» THE EXERCISE
Go through the entries below and collect each line with the string "Subdivision" in it.

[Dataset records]
::::::::
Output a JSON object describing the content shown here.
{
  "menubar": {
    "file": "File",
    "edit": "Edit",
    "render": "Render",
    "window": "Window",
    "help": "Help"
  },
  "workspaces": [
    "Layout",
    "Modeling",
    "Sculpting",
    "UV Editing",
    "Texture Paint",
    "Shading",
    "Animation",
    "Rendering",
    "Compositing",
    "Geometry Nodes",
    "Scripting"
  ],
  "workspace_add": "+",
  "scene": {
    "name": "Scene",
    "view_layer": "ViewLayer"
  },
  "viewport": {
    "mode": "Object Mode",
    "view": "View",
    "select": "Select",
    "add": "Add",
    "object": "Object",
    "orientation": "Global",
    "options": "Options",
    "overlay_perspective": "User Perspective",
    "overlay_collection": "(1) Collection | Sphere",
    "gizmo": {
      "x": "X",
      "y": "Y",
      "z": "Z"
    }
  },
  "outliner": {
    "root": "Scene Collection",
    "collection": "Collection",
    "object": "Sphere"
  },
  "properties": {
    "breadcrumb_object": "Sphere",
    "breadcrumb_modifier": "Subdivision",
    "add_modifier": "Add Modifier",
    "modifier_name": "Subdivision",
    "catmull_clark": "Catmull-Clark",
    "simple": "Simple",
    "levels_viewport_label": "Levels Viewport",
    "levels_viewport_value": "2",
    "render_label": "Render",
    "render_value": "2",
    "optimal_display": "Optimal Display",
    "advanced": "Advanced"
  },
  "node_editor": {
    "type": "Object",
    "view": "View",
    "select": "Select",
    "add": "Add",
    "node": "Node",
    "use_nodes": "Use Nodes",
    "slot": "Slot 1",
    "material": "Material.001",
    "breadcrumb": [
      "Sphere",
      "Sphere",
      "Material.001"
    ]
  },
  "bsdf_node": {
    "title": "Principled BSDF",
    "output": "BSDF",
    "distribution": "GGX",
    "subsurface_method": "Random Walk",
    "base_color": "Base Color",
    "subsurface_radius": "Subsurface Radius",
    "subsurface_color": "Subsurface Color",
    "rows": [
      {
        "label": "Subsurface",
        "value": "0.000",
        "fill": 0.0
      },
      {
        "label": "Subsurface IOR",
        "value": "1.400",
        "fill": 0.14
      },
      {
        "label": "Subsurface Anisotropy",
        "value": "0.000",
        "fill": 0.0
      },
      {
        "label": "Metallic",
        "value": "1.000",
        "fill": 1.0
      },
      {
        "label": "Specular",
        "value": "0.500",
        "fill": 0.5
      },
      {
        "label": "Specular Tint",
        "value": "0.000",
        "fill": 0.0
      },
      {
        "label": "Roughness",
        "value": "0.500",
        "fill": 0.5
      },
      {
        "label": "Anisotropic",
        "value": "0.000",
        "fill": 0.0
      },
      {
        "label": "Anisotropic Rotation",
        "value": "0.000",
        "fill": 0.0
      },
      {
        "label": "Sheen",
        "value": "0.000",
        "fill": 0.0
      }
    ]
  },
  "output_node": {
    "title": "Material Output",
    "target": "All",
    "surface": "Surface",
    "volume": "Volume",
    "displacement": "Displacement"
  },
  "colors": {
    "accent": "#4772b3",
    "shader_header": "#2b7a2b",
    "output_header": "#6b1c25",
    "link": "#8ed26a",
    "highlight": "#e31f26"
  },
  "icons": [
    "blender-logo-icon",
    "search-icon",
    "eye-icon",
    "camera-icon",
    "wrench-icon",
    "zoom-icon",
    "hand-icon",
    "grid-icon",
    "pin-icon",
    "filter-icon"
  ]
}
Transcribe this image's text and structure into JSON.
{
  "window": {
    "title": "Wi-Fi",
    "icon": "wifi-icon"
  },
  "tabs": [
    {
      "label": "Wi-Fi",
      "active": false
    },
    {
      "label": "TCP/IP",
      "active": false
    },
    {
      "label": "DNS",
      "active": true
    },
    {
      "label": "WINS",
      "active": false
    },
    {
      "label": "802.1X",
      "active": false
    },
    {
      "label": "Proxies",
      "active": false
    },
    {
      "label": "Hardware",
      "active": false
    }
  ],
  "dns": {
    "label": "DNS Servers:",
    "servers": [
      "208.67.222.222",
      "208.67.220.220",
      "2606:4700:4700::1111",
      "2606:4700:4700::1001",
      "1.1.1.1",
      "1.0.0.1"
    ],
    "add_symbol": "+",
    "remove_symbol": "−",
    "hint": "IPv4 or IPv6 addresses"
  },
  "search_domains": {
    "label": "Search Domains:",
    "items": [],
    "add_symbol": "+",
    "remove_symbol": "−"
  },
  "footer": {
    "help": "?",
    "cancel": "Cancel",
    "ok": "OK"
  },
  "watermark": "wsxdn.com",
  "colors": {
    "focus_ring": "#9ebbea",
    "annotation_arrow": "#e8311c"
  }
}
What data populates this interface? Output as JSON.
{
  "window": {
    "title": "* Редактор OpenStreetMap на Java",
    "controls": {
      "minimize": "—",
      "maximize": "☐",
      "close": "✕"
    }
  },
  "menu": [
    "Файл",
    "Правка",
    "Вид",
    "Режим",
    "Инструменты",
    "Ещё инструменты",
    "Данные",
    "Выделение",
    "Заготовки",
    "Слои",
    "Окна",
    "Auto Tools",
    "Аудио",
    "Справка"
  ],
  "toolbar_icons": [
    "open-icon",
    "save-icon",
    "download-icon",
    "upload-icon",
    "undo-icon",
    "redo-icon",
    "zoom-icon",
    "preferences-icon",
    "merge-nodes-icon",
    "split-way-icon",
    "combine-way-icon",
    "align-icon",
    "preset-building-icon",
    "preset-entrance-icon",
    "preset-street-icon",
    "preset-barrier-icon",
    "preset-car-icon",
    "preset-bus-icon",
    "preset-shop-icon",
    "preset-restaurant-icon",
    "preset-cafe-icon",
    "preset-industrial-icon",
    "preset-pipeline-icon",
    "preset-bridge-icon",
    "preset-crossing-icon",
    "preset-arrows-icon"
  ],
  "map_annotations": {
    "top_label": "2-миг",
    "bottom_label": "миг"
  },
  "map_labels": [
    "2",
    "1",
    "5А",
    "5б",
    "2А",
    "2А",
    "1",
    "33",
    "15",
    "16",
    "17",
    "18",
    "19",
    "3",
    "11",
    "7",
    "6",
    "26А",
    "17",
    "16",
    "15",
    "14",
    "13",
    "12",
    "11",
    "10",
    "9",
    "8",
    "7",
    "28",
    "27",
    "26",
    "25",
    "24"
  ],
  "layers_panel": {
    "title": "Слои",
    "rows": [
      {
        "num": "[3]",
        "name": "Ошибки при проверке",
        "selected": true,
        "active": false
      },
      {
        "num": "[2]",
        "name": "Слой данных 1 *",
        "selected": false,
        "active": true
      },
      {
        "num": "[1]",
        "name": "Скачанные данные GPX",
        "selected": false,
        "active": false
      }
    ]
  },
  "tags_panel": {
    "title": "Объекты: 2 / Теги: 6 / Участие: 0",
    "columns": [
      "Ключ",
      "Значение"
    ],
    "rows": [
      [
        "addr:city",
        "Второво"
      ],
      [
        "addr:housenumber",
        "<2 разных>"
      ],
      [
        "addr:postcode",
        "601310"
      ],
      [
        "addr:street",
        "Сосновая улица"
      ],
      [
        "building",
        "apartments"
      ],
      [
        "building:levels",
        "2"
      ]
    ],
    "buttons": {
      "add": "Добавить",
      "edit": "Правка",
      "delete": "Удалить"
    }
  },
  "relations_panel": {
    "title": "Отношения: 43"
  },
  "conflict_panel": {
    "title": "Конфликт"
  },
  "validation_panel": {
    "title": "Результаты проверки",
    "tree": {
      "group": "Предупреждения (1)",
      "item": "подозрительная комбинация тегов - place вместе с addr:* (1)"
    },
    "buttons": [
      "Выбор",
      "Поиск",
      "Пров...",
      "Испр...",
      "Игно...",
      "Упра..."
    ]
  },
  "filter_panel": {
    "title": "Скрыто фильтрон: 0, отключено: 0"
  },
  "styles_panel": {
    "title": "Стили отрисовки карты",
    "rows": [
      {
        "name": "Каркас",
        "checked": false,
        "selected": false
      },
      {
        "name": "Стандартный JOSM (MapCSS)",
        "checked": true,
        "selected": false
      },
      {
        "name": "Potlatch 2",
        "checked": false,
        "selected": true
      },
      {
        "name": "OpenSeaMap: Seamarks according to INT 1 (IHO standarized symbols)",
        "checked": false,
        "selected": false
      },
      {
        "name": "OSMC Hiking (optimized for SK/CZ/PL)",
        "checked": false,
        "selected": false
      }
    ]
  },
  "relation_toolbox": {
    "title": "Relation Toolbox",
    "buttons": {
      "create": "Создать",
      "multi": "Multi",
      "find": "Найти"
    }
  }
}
::::::::
» TASK RESPONSE
    "breadcrumb_modifier": "Subdivision",
    "modifier_name": "Subdivision",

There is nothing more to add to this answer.